▶ _Raw data_:
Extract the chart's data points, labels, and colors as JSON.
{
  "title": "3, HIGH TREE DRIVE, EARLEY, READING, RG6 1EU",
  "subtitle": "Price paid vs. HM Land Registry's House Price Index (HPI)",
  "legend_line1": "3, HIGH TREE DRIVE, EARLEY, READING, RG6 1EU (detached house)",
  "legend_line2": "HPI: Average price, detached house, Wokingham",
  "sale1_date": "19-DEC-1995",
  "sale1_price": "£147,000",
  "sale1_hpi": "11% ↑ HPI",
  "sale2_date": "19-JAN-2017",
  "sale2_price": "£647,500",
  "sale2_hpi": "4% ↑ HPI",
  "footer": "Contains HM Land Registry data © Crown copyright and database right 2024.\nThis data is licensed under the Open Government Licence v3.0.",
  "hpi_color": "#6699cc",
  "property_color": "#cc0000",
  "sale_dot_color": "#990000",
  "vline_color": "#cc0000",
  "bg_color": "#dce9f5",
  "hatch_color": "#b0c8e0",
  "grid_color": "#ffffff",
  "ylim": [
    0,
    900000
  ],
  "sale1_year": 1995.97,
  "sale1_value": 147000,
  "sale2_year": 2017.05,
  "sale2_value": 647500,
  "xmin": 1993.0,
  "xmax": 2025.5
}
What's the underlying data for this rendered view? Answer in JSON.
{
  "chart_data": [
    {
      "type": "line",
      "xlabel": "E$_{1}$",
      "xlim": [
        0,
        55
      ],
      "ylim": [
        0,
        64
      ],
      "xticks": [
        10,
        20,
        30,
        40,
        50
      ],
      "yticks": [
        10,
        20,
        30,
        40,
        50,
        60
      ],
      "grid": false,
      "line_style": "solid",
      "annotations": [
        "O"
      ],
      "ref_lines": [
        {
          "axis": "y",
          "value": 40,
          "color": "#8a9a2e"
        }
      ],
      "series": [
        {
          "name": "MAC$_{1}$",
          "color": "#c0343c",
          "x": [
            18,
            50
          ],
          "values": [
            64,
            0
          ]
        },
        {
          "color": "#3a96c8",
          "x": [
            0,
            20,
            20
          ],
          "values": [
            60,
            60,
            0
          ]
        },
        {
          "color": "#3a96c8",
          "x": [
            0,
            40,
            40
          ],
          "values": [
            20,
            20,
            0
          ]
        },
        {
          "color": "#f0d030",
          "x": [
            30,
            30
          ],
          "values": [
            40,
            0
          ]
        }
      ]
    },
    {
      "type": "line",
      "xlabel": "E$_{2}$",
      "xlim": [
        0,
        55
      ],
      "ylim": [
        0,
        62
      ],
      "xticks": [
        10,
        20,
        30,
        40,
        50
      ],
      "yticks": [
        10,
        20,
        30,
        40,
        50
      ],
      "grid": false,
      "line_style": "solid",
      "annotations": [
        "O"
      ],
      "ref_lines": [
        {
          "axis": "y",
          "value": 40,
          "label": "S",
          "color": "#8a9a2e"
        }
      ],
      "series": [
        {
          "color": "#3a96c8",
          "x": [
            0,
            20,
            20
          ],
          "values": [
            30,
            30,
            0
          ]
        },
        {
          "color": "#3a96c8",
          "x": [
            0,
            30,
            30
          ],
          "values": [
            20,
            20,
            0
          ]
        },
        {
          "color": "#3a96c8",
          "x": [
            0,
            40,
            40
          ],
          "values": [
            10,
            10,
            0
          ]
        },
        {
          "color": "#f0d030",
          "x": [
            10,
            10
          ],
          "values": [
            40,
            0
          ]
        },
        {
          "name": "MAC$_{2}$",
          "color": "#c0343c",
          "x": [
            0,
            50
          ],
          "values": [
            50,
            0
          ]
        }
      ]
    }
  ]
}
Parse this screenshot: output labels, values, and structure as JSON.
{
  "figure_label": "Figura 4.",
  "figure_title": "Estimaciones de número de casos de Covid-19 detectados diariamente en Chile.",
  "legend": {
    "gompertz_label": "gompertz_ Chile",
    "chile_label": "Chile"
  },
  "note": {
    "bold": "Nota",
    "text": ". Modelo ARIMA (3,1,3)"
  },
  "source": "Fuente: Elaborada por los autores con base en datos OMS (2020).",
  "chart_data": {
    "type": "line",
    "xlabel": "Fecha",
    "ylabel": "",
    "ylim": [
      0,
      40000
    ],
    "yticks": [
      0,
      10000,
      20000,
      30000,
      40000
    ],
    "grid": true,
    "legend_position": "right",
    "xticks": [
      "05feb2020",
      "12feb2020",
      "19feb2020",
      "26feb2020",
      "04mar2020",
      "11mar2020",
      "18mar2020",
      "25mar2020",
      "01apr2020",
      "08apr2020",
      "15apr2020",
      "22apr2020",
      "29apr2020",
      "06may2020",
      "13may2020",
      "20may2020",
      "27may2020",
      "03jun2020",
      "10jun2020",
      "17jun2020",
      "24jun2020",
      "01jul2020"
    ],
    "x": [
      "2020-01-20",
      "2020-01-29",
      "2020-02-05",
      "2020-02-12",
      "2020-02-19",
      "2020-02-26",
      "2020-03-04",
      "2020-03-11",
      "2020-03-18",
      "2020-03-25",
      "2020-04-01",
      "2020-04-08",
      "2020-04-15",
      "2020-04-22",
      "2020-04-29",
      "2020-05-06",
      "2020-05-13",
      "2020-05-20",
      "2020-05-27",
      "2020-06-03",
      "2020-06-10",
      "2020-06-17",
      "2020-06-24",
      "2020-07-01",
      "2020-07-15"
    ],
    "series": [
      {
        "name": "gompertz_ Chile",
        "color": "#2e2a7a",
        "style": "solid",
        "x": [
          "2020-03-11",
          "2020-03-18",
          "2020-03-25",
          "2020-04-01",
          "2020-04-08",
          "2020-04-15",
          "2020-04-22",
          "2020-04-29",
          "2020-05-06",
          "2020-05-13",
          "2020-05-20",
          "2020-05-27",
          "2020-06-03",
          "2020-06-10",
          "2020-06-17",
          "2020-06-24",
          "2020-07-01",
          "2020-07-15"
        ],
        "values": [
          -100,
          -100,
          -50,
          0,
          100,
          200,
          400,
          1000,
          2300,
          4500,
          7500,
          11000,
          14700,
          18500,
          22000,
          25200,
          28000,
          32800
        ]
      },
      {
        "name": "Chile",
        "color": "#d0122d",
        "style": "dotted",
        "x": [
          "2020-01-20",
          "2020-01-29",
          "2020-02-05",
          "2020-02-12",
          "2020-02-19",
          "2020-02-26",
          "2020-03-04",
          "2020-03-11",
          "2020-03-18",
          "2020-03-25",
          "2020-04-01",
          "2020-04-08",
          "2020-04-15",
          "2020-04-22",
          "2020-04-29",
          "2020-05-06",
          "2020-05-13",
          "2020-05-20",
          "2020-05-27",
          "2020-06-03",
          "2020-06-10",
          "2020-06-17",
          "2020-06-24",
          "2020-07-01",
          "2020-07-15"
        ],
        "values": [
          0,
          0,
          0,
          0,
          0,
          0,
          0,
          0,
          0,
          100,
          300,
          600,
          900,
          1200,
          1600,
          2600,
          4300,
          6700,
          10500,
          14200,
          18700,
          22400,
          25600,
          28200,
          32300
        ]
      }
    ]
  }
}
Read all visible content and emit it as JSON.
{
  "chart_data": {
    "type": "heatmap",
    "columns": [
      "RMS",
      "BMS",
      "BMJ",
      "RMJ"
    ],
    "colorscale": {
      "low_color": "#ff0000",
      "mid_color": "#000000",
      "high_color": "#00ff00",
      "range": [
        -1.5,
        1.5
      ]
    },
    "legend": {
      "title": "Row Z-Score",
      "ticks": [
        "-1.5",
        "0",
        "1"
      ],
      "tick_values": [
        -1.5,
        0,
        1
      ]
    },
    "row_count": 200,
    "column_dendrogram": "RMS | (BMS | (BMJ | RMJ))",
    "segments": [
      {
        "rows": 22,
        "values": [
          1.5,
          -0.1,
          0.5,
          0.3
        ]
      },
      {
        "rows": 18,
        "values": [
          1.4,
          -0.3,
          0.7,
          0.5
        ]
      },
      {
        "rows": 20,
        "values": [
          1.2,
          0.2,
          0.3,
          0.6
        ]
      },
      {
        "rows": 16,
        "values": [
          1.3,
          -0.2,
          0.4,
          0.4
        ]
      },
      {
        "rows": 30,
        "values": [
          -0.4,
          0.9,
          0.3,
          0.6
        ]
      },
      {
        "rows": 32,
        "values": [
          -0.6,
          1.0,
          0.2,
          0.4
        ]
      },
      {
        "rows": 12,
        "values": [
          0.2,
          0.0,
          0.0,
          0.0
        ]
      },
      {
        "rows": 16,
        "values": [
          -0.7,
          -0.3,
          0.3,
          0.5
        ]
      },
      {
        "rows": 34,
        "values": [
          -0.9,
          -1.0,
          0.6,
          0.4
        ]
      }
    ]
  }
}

▶ _Directive_: Extract each line from the listing that holds the word "Registry".

▶ _Response for this exercise_:
  "subtitle": "Price paid vs. HM Land Registry's House Price Index (HPI)",
  "footer": "Contains HM Land Registry data © Crown copyright and database right 2024.\nThis data is licensed under the Open Government Licence v3.0.",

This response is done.